» **WHAT IS BEING ASKED**:
Check each line of the listing, and copy it if it contains the word "structured".

» **DATA LISTING**:
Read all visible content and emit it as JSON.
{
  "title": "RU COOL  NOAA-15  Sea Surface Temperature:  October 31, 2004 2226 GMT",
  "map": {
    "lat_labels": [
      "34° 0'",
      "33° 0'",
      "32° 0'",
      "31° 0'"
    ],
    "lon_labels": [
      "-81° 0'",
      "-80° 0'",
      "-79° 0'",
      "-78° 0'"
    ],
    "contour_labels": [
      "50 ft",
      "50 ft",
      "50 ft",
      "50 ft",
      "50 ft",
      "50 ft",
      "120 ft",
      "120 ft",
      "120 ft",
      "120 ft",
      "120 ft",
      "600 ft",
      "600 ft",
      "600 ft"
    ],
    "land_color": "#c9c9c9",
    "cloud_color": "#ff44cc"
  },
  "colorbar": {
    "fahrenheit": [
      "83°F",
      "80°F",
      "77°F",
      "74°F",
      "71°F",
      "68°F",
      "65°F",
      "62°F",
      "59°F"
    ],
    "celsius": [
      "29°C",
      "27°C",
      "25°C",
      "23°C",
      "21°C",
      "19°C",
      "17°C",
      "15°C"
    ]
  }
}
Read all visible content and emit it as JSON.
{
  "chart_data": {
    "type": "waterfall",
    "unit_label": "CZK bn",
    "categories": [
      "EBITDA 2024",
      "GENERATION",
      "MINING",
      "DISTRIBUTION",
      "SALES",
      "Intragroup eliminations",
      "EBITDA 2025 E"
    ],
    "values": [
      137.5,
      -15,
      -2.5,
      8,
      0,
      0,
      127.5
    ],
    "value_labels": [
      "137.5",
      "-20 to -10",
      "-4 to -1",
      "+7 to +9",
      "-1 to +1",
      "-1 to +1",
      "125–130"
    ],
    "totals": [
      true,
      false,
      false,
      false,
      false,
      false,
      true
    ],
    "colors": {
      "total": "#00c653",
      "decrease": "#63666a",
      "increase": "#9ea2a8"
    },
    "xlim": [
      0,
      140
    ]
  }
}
* * *
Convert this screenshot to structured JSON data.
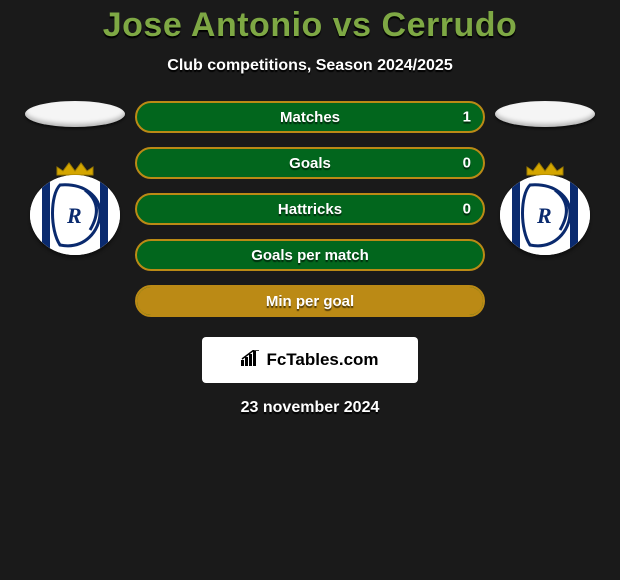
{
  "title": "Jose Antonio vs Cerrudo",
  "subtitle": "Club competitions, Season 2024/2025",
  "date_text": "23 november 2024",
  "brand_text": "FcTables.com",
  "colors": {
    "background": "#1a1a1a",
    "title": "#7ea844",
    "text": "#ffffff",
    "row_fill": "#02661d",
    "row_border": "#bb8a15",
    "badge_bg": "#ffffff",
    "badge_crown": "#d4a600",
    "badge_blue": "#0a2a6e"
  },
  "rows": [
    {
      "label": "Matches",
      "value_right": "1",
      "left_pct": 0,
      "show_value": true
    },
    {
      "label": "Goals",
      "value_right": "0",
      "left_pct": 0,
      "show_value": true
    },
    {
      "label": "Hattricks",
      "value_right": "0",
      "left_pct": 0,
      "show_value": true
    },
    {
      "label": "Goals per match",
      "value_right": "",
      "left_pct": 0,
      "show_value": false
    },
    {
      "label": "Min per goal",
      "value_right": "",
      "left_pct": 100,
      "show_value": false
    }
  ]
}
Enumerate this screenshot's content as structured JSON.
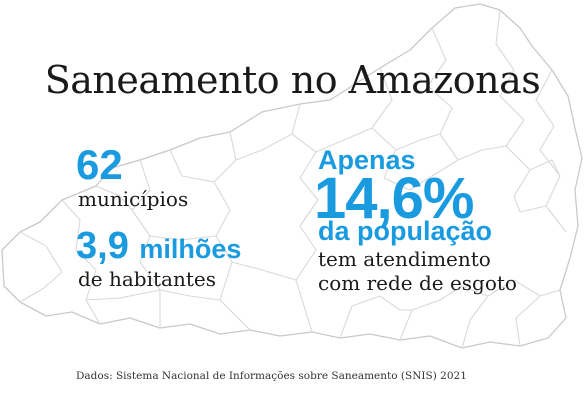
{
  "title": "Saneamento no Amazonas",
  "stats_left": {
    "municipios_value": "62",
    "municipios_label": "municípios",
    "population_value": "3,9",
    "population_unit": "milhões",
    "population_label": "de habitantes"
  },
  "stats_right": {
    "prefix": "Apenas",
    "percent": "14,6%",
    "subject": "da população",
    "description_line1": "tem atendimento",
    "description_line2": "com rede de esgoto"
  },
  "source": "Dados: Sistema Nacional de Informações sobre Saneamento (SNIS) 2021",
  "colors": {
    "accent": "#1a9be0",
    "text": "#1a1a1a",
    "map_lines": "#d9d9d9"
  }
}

» **THE ANSWER**:
Convert this screenshot to structured JSON data.
Enumerate this screenshot's content as structured JSON.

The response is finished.